_WHAT YOU WILL DO_. Copy the lines holding the word "Satheshkumar", all of them.

(Records excerpted from a collection)
(begin)

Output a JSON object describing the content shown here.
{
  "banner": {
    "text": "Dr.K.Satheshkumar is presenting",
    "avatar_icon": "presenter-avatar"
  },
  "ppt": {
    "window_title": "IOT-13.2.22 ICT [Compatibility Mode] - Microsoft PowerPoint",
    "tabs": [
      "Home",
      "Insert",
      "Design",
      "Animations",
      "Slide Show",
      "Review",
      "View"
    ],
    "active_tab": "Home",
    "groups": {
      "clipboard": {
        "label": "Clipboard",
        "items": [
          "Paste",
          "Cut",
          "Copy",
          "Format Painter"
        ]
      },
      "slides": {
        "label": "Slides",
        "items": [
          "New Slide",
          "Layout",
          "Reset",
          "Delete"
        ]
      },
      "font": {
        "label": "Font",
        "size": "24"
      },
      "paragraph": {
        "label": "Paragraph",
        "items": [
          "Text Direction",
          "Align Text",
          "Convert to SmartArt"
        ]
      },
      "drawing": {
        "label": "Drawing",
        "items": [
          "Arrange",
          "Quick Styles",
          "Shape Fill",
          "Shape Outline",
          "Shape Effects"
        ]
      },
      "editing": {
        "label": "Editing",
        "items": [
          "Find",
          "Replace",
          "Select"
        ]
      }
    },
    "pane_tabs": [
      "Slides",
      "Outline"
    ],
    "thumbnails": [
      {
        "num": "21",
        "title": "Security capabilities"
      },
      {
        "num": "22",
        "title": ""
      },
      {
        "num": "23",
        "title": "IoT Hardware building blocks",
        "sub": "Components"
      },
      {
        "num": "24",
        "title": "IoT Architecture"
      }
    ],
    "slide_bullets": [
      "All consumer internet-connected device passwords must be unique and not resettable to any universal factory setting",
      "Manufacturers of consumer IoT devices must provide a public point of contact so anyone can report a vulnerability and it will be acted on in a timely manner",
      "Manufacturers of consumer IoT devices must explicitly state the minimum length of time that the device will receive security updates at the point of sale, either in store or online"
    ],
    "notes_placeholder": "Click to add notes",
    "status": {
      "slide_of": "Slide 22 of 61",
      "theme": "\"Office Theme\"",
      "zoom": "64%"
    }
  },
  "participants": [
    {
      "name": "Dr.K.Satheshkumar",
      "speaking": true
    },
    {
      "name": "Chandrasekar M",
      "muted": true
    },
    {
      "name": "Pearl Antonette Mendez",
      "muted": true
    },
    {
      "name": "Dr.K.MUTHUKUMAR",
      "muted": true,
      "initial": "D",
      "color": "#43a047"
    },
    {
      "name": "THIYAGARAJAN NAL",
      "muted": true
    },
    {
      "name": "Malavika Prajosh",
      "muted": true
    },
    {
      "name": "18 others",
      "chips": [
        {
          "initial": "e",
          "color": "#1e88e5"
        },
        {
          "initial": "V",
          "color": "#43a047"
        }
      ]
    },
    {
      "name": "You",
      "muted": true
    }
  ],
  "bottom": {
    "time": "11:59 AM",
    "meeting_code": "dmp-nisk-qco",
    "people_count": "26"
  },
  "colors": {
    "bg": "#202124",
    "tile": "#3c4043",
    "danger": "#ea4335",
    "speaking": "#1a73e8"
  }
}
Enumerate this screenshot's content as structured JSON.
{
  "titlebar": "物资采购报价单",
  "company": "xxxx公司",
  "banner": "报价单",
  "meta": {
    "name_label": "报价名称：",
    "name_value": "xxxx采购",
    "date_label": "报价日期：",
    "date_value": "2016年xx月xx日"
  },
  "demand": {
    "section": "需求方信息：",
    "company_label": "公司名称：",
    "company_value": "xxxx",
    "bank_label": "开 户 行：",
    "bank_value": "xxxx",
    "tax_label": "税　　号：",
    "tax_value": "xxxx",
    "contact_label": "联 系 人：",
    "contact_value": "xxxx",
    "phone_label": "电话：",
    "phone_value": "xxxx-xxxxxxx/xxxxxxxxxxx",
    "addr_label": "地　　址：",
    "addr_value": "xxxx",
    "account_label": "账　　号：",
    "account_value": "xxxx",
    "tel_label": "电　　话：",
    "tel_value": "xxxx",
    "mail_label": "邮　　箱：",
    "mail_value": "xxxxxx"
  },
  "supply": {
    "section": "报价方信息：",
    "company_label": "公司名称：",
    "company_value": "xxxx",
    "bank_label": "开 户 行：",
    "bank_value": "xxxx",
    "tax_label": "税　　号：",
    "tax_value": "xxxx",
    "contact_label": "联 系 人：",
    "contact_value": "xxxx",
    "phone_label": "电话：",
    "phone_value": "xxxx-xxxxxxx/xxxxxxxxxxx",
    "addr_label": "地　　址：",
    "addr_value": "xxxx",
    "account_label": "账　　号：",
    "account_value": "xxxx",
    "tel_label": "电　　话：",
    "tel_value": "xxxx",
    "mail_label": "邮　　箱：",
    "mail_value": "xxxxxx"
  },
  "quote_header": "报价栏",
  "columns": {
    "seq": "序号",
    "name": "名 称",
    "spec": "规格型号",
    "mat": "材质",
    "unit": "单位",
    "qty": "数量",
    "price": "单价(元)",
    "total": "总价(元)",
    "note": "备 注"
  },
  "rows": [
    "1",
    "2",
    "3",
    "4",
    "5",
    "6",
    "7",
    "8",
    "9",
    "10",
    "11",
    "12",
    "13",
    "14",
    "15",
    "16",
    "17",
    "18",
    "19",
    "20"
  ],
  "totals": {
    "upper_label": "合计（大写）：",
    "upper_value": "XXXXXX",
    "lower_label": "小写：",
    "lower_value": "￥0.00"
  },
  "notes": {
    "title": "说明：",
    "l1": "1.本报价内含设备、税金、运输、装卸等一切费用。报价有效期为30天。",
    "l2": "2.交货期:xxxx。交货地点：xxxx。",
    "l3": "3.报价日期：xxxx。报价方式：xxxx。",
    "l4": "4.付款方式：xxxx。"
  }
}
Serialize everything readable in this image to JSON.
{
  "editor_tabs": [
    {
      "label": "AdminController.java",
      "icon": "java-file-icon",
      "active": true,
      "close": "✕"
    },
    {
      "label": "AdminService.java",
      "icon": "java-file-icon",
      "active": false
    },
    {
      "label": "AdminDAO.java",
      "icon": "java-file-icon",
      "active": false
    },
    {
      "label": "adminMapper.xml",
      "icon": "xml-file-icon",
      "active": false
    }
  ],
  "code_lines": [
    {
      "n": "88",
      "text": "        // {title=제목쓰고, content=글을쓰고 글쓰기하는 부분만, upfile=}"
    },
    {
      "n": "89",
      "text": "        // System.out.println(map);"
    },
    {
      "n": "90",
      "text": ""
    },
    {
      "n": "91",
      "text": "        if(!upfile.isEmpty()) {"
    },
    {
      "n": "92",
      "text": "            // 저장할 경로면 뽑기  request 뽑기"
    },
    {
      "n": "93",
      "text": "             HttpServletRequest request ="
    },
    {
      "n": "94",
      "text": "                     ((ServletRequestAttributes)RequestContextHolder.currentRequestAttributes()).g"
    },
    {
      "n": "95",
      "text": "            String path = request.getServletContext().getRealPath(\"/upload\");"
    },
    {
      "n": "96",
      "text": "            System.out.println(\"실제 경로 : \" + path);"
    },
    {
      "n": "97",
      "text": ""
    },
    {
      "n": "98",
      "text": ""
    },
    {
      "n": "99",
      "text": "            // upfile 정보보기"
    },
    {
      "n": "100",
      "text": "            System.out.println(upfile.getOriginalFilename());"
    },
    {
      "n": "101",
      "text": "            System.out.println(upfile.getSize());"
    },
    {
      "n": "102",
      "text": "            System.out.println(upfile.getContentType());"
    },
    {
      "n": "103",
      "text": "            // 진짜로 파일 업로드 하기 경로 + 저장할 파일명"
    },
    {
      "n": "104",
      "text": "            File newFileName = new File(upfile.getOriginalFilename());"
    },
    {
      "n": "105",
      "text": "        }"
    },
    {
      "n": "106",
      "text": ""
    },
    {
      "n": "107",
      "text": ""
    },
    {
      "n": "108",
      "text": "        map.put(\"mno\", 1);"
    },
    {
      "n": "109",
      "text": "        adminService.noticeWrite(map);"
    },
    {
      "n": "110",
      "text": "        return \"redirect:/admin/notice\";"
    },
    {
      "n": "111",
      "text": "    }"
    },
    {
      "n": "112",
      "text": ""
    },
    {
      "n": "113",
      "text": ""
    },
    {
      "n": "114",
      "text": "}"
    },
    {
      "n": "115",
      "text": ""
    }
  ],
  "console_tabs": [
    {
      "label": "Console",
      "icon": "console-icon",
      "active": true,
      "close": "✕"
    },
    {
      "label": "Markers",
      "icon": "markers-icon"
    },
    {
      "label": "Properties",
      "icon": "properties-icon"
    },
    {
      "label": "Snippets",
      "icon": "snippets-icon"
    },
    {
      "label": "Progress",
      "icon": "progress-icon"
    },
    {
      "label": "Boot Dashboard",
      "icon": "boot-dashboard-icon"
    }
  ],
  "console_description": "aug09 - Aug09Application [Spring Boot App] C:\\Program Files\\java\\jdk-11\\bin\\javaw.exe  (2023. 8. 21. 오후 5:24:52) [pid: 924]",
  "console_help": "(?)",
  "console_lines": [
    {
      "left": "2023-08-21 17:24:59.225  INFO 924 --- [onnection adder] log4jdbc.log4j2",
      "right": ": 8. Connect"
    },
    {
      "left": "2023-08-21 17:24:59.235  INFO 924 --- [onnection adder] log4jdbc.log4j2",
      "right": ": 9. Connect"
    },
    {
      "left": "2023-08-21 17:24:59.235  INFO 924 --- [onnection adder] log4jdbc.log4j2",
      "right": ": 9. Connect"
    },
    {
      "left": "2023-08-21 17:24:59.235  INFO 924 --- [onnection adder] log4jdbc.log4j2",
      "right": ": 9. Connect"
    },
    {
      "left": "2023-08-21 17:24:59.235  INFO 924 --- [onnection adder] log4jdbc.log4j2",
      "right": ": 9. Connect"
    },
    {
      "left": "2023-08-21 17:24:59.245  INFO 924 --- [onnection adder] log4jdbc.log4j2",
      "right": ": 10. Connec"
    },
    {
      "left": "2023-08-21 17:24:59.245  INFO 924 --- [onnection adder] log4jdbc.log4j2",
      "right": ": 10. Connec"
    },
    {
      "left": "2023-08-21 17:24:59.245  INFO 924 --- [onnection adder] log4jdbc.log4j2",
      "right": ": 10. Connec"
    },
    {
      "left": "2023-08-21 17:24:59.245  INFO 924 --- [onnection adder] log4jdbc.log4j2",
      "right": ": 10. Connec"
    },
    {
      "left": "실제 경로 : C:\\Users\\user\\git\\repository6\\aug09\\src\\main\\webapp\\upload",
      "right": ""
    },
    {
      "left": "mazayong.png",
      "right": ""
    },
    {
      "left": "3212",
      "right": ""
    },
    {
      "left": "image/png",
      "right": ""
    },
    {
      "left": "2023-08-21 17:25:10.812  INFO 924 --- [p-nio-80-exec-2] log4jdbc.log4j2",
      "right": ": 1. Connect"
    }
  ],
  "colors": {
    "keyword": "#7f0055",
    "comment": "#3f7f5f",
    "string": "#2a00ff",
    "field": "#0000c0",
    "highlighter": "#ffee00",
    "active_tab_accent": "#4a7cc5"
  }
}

(end)

_PROBLEM SOLUTION_.
    "text": "Dr.K.Satheshkumar is presenting",
      "name": "Dr.K.Satheshkumar",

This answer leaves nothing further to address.